*** LISTING ***

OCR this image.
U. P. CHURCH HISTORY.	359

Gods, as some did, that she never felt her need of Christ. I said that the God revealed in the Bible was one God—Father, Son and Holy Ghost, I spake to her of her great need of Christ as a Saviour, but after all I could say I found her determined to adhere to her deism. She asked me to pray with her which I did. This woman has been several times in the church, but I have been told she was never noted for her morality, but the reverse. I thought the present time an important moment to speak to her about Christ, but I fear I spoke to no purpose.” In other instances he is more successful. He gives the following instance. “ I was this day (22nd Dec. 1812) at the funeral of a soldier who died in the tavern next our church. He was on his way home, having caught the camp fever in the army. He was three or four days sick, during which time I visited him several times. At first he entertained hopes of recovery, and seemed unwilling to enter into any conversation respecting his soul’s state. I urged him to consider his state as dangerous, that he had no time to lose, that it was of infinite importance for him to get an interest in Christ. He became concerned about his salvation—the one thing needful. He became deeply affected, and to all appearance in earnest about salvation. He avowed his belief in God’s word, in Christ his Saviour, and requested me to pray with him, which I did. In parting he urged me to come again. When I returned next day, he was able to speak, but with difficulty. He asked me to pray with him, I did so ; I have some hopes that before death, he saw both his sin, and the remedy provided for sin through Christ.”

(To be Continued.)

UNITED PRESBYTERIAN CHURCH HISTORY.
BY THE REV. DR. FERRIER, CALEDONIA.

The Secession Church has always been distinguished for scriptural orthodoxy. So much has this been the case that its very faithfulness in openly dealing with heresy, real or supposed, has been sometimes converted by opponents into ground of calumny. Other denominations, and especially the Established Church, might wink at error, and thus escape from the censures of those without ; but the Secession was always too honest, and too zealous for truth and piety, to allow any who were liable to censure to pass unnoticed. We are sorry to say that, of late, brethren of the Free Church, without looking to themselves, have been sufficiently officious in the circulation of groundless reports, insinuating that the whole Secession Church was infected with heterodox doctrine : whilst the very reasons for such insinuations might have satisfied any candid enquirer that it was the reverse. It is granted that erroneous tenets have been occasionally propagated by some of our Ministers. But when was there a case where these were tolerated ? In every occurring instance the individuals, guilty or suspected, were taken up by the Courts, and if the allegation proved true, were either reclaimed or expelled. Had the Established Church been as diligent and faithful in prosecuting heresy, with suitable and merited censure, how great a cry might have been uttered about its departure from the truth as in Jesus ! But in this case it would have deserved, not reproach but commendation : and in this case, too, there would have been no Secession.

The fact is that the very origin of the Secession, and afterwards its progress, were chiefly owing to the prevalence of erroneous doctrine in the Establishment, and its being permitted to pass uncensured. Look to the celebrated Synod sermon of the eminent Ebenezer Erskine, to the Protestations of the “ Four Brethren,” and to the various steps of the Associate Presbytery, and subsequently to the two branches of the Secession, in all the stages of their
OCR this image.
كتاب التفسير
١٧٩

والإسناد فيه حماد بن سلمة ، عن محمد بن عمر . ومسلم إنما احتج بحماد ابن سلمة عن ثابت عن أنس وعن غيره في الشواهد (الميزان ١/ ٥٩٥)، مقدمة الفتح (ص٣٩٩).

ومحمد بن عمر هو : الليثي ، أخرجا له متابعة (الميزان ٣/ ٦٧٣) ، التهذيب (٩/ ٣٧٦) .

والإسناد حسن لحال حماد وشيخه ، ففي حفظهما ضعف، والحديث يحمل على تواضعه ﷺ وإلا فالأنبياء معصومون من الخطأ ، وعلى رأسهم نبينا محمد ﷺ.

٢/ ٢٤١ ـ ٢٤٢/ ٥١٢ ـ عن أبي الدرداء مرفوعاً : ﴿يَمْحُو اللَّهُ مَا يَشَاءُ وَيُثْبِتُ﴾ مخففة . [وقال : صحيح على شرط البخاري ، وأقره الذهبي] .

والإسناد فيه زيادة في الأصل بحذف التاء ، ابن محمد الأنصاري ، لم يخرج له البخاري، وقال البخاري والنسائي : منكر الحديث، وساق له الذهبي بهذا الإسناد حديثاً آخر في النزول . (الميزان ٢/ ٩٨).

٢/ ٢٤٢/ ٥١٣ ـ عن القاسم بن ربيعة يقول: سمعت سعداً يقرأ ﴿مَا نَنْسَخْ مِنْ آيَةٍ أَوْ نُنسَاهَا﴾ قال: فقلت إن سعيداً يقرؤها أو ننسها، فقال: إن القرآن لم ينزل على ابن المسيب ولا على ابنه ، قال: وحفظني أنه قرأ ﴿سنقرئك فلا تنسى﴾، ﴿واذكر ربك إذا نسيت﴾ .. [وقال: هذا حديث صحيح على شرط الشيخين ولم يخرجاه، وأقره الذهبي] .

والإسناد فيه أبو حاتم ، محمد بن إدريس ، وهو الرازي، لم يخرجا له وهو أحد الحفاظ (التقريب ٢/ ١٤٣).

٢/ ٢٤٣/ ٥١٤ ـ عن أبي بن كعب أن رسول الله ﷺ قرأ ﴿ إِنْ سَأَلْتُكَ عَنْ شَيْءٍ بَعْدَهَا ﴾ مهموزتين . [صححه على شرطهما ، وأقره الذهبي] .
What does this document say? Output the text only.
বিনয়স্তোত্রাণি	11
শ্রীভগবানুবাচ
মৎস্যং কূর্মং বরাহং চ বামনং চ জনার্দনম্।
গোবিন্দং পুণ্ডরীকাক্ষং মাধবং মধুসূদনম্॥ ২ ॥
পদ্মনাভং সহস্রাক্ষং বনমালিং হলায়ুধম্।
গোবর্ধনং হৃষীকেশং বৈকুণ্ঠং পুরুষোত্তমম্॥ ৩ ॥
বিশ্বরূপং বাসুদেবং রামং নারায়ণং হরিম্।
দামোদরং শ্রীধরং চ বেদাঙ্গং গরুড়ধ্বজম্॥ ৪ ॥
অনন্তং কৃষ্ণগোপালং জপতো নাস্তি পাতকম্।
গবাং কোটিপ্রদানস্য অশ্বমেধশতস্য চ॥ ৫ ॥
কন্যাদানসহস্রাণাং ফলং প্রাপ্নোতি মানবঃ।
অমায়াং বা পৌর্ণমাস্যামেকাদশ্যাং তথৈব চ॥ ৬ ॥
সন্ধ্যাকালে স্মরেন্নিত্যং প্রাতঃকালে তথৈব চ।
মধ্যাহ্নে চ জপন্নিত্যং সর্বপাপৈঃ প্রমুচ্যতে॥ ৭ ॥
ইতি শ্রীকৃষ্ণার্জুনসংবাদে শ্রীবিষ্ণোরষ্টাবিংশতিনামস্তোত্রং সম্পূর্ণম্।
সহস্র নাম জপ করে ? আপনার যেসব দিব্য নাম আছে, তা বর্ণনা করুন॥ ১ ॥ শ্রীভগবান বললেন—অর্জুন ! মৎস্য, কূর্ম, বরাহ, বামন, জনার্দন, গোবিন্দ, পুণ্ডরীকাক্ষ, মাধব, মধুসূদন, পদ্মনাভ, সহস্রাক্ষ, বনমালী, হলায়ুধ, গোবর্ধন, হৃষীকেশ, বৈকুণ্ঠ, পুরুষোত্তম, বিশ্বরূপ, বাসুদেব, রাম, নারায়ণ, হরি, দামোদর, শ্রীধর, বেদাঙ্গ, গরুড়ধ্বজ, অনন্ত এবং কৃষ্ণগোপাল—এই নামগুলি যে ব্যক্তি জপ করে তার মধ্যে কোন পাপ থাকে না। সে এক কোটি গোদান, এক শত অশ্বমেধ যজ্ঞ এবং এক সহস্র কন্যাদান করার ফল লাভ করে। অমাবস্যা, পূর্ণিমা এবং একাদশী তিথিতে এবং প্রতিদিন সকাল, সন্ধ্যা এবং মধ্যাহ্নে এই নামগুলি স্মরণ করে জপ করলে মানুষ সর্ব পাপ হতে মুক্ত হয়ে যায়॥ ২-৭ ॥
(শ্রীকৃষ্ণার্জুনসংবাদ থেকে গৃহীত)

***

Go through the entries and repeat each one exactly.

OCR this image.
U. P. CHURCH HISTORY.	359

Gods, as some did, that she never felt her need of Christ. I said that the God revealed in the Bible was one God—Father, Son and Holy Ghost, I spake to her of her great need of Christ as a Saviour, but after all I could say I found her determined to adhere to her deism. She asked me to pray with her which I did. This woman has been several times in the church, but I have been told she was never noted for her morality, but the reverse. I thought the present time an important moment to speak to her about Christ, but I fear I spoke to no purpose.” In other instances he is more successful. He gives the following instance. “ I was this day (22nd Dec. 1812) at the funeral of a soldier who died in the tavern next our church. He was on his way home, having caught the camp fever in the army. He was three or four days sick, during which time I visited him several times. At first he entertained hopes of recovery, and seemed unwilling to enter into any conversation respecting his soul’s state. I urged him to consider his state as dangerous, that he had no time to lose, that it was of infinite importance for him to get an interest in Christ. He became concerned about his salvation—the one thing needful. He became deeply affected, and to all appearance in earnest about salvation. He avowed his belief in God’s word, in Christ his Saviour, and requested me to pray with him, which I did. In parting he urged me to come again. When I returned next day, he was able to speak, but with difficulty. He asked me to pray with him, I did so ; I have some hopes that before death, he saw both his sin, and the remedy provided for sin through Christ.”

(To be Continued.)

UNITED PRESBYTERIAN CHURCH HISTORY.
BY THE REV. DR. FERRIER, CALEDONIA.

The Secession Church has always been distinguished for scriptural orthodoxy. So much has this been the case that its very faithfulness in openly dealing with heresy, real or supposed, has been sometimes converted by opponents into ground of calumny. Other denominations, and especially the Established Church, might wink at error, and thus escape from the censures of those without ; but the Secession was always too honest, and too zealous for truth and piety, to allow any who were liable to censure to pass unnoticed. We are sorry to say that, of late, brethren of the Free Church, without looking to themselves, have been sufficiently officious in the circulation of groundless reports, insinuating that the whole Secession Church was infected with heterodox doctrine : whilst the very reasons for such insinuations might have satisfied any candid enquirer that it was the reverse. It is granted that erroneous tenets have been occasionally propagated by some of our Ministers. But when was there a case where these were tolerated ? In every occurring instance the individuals, guilty or suspected, were taken up by the Courts, and if the allegation proved true, were either reclaimed or expelled. Had the Established Church been as diligent and faithful in prosecuting heresy, with suitable and merited censure, how great a cry might have been uttered about its departure from the truth as in Jesus ! But in this case it would have deserved, not reproach but commendation : and in this case, too, there would have been no Secession.

The fact is that the very origin of the Secession, and afterwards its progress, were chiefly owing to the prevalence of erroneous doctrine in the Establishment, and its being permitted to pass uncensured. Look to the celebrated Synod sermon of the eminent Ebenezer Erskine, to the Protestations of the “ Four Brethren,” and to the various steps of the Associate Presbytery, and subsequently to the two branches of the Secession, in all the stages of their
OCR this image.
كتاب التفسير
١٧٩

والإسناد فيه حماد بن سلمة ، عن محمد بن عمر . ومسلم إنما احتج بحماد ابن سلمة عن ثابت عن أنس وعن غيره في الشواهد (الميزان ١/ ٥٩٥)، مقدمة الفتح (ص٣٩٩).

ومحمد بن عمر هو : الليثي ، أخرجا له متابعة (الميزان ٣/ ٦٧٣) ، التهذيب (٩/ ٣٧٦) .

والإسناد حسن لحال حماد وشيخه ، ففي حفظهما ضعف، والحديث يحمل على تواضعه ﷺ وإلا فالأنبياء معصومون من الخطأ ، وعلى رأسهم نبينا محمد ﷺ.

٢/ ٢٤١ ـ ٢٤٢/ ٥١٢ ـ عن أبي الدرداء مرفوعاً : ﴿يَمْحُو اللَّهُ مَا يَشَاءُ وَيُثْبِتُ﴾ مخففة . [وقال : صحيح على شرط البخاري ، وأقره الذهبي] .

والإسناد فيه زيادة في الأصل بحذف التاء ، ابن محمد الأنصاري ، لم يخرج له البخاري، وقال البخاري والنسائي : منكر الحديث، وساق له الذهبي بهذا الإسناد حديثاً آخر في النزول . (الميزان ٢/ ٩٨).

٢/ ٢٤٢/ ٥١٣ ـ عن القاسم بن ربيعة يقول: سمعت سعداً يقرأ ﴿مَا نَنْسَخْ مِنْ آيَةٍ أَوْ نُنسَاهَا﴾ قال: فقلت إن سعيداً يقرؤها أو ننسها، فقال: إن القرآن لم ينزل على ابن المسيب ولا على ابنه ، قال: وحفظني أنه قرأ ﴿سنقرئك فلا تنسى﴾، ﴿واذكر ربك إذا نسيت﴾ .. [وقال: هذا حديث صحيح على شرط الشيخين ولم يخرجاه، وأقره الذهبي] .

والإسناد فيه أبو حاتم ، محمد بن إدريس ، وهو الرازي، لم يخرجا له وهو أحد الحفاظ (التقريب ٢/ ١٤٣).

٢/ ٢٤٣/ ٥١٤ ـ عن أبي بن كعب أن رسول الله ﷺ قرأ ﴿ إِنْ سَأَلْتُكَ عَنْ شَيْءٍ بَعْدَهَا ﴾ مهموزتين . [صححه على شرطهما ، وأقره الذهبي] .
What does this document say? Output the text only.
বিনয়স্তোত্রাণি	11
শ্রীভগবানুবাচ
মৎস্যং কূর্মং বরাহং চ বামনং চ জনার্দনম্।
গোবিন্দং পুণ্ডরীকাক্ষং মাধবং মধুসূদনম্॥ ২ ॥
পদ্মনাভং সহস্রাক্ষং বনমালিং হলায়ুধম্।
গোবর্ধনং হৃষীকেশং বৈকুণ্ঠং পুরুষোত্তমম্॥ ৩ ॥
বিশ্বরূপং বাসুদেবং রামং নারায়ণং হরিম্।
দামোদরং শ্রীধরং চ বেদাঙ্গং গরুড়ধ্বজম্॥ ৪ ॥
অনন্তং কৃষ্ণগোপালং জপতো নাস্তি পাতকম্।
গবাং কোটিপ্রদানস্য অশ্বমেধশতস্য চ॥ ৫ ॥
কন্যাদানসহস্রাণাং ফলং প্রাপ্নোতি মানবঃ।
অমায়াং বা পৌর্ণমাস্যামেকাদশ্যাং তথৈব চ॥ ৬ ॥
সন্ধ্যাকালে স্মরেন্নিত্যং প্রাতঃকালে তথৈব চ।
মধ্যাহ্নে চ জপন্নিত্যং সর্বপাপৈঃ প্রমুচ্যতে॥ ৭ ॥
ইতি শ্রীকৃষ্ণার্জুনসংবাদে শ্রীবিষ্ণোরষ্টাবিংশতিনামস্তোত্রং সম্পূর্ণম্।
সহস্র নাম জপ করে ? আপনার যেসব দিব্য নাম আছে, তা বর্ণনা করুন॥ ১ ॥ শ্রীভগবান বললেন—অর্জুন ! মৎস্য, কূর্ম, বরাহ, বামন, জনার্দন, গোবিন্দ, পুণ্ডরীকাক্ষ, মাধব, মধুসূদন, পদ্মনাভ, সহস্রাক্ষ, বনমালী, হলায়ুধ, গোবর্ধন, হৃষীকেশ, বৈকুণ্ঠ, পুরুষোত্তম, বিশ্বরূপ, বাসুদেব, রাম, নারায়ণ, হরি, দামোদর, শ্রীধর, বেদাঙ্গ, গরুড়ধ্বজ, অনন্ত এবং কৃষ্ণগোপাল—এই নামগুলি যে ব্যক্তি জপ করে তার মধ্যে কোন পাপ থাকে না। সে এক কোটি গোদান, এক শত অশ্বমেধ যজ্ঞ এবং এক সহস্র কন্যাদান করার ফল লাভ করে। অমাবস্যা, পূর্ণিমা এবং একাদশী তিথিতে এবং প্রতিদিন সকাল, সন্ধ্যা এবং মধ্যাহ্নে এই নামগুলি স্মরণ করে জপ করলে মানুষ সর্ব পাপ হতে মুক্ত হয়ে যায়॥ ২-৭ ॥
(শ্রীকৃষ্ণার্জুনসংবাদ থেকে গৃহীত)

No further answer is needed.